----- GIVEN RECORDS -----

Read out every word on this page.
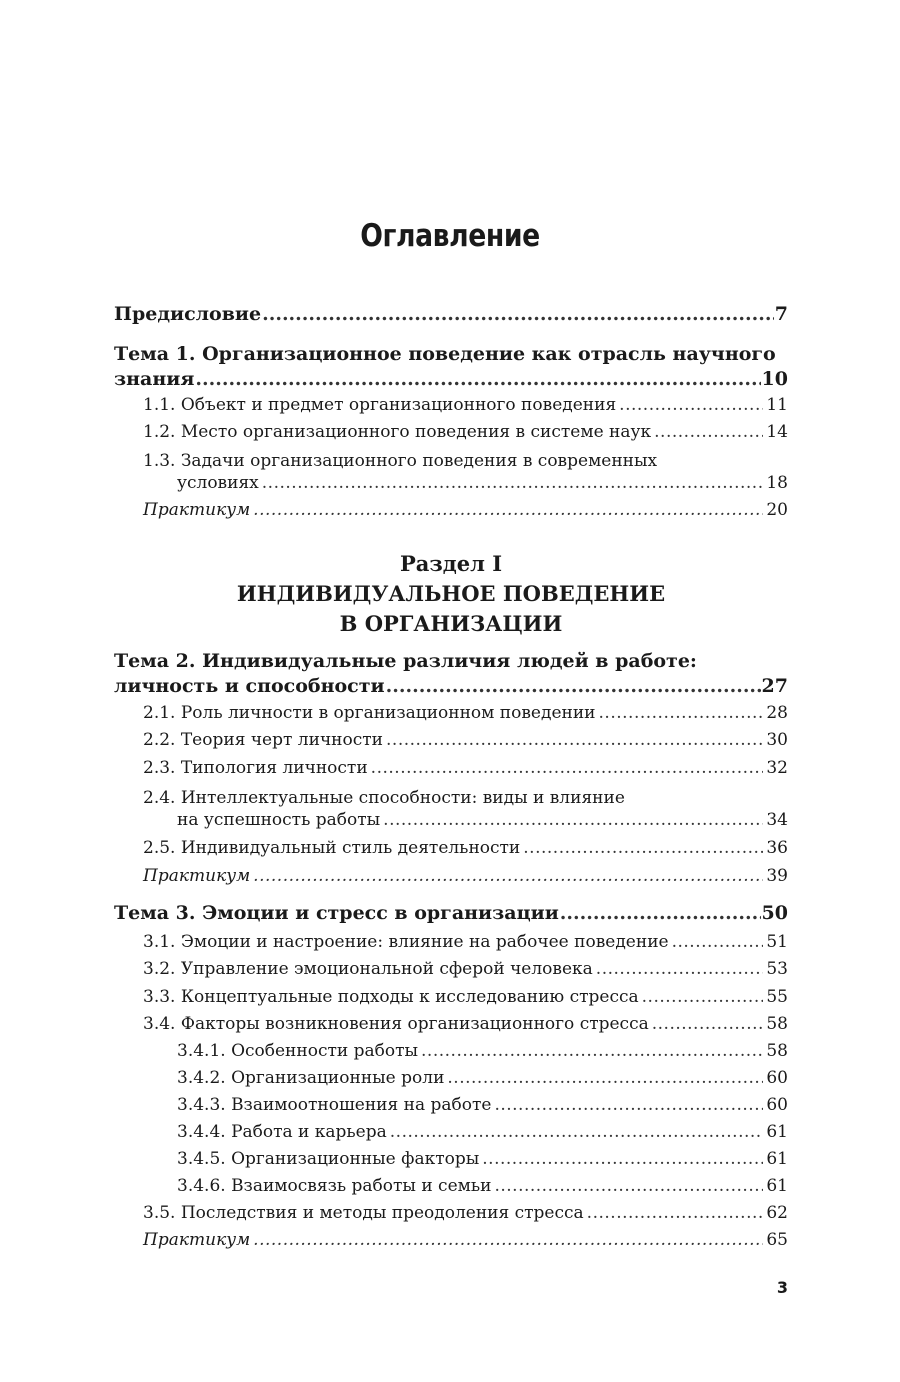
Оглавление
Предисловие .....	7
Тема 1. Организационное поведение как отрасль научного
знания .....	10
1.1. Объект и предмет организационного поведения .....	11
1.2. Место организационного поведения в системе наук .....	14
1.3. Задачи организационного поведения в современных
условиях .....	18
Практикум .....	20
Раздел I
ИНДИВИДУАЛЬНОЕ ПОВЕДЕНИЕ
В ОРГАНИЗАЦИИ
Тема 2. Индивидуальные различия людей в работе:
личность и способности .....	27
2.1. Роль личности в организационном поведении .....	28
2.2. Теория черт личности .....	30
2.3. Типология личности .....	32
2.4. Интеллектуальные способности: виды и влияние
на успешность работы .....	34
2.5. Индивидуальный стиль деятельности .....	36
Практикум .....	39
Тема 3. Эмоции и стресс в организации .....	50
3.1. Эмоции и настроение: влияние на рабочее поведение .....	51
3.2. Управление эмоциональной сферой человека .....	53
3.3. Концептуальные подходы к исследованию стресса .....	55
3.4. Факторы возникновения организационного стресса .....	58
3.4.1. Особенности работы .....	58
3.4.2. Организационные роли .....	60
3.4.3. Взаимоотношения на работе .....	60
3.4.4. Работа и карьера .....	61
3.4.5. Организационные факторы .....	61
3.4.6. Взаимосвязь работы и семьи .....	61
3.5. Последствия и методы преодоления стресса .....	62
Практикум .....	65
3
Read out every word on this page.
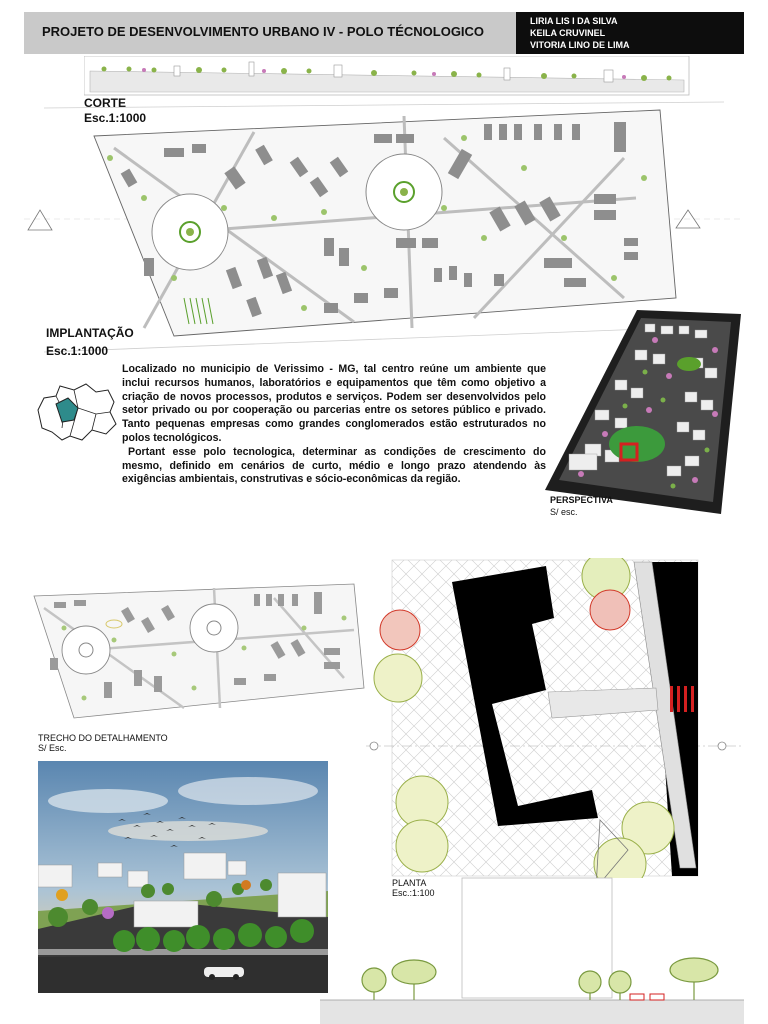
PROJETO DE DESENVOLVIMENTO URBANO IV - POLO TÉCNOLOGICO
LIRIA LIS I DA SILVA
KEILA CRUVINEL
VITORIA LINO DE LIMA
CORTE
Esc.1:1000
IMPLANTAÇÃO
Esc.1:1000

Localizado no municipio de Verissimo - MG, tal centro reúne um ambiente que inclui recursos humanos, laboratórios e equipamentos que têm como objetivo a criação de novos processos, produtos e serviços. Podem ser desenvolvidos pelo setor privado ou por cooperação ou parcerias entre os setores público e privado. Tanto pequenas empresas como grandes conglomerados estão estruturados no polos tecnológicos.

Portant esse polo tecnologica, determinar as condições de crescimento do mesmo, definido em cenários de curto, médio e longo prazo atendendo às exigências ambientais, construtivas e sócio-econômicas da região.

PERSPECTIVA
S/ esc.
TRECHO DO DETALHAMENTO
S/ Esc.
PLANTA
Esc.:1:100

-----

- EXERCISE AIM:
Restate the whole listing above exactly, except for its images.

- SOLUTION TO THIS PROBLEM:
Read out every word on this page.
Оглавление
Предисловие .....	7
Тема 1. Организационное поведение как отрасль научного
знания .....	10
1.1. Объект и предмет организационного поведения .....	11
1.2. Место организационного поведения в системе наук .....	14
1.3. Задачи организационного поведения в современных
условиях .....	18
Практикум .....	20
Раздел I
ИНДИВИДУАЛЬНОЕ ПОВЕДЕНИЕ
В ОРГАНИЗАЦИИ
Тема 2. Индивидуальные различия людей в работе:
личность и способности .....	27
2.1. Роль личности в организационном поведении .....	28
2.2. Теория черт личности .....	30
2.3. Типология личности .....	32
2.4. Интеллектуальные способности: виды и влияние
на успешность работы .....	34
2.5. Индивидуальный стиль деятельности .....	36
Практикум .....	39
Тема 3. Эмоции и стресс в организации .....	50
3.1. Эмоции и настроение: влияние на рабочее поведение .....	51
3.2. Управление эмоциональной сферой человека .....	53
3.3. Концептуальные подходы к исследованию стресса .....	55
3.4. Факторы возникновения организационного стресса .....	58
3.4.1. Особенности работы .....	58
3.4.2. Организационные роли .....	60
3.4.3. Взаимоотношения на работе .....	60
3.4.4. Работа и карьера .....	61
3.4.5. Организационные факторы .....	61
3.4.6. Взаимосвязь работы и семьи .....	61
3.5. Последствия и методы преодоления стресса .....	62
Практикум .....	65
3
Read out every word on this page.
PROJETO DE DESENVOLVIMENTO URBANO IV - POLO TÉCNOLOGICO
LIRIA LIS I DA SILVA
KEILA CRUVINEL
VITORIA LINO DE LIMA
CORTE
Esc.1:1000
IMPLANTAÇÃO
Esc.1:1000

Localizado no municipio de Verissimo - MG, tal centro reúne um ambiente que inclui recursos humanos, laboratórios e equipamentos que têm como objetivo a criação de novos processos, produtos e serviços. Podem ser desenvolvidos pelo setor privado ou por cooperação ou parcerias entre os setores público e privado. Tanto pequenas empresas como grandes conglomerados estão estruturados no polos tecnológicos.

Portant esse polo tecnologica, determinar as condições de crescimento do mesmo, definido em cenários de curto, médio e longo prazo atendendo às exigências ambientais, construtivas e sócio-econômicas da região.

PERSPECTIVA
S/ esc.
TRECHO DO DETALHAMENTO
S/ Esc.
PLANTA
Esc.:1:100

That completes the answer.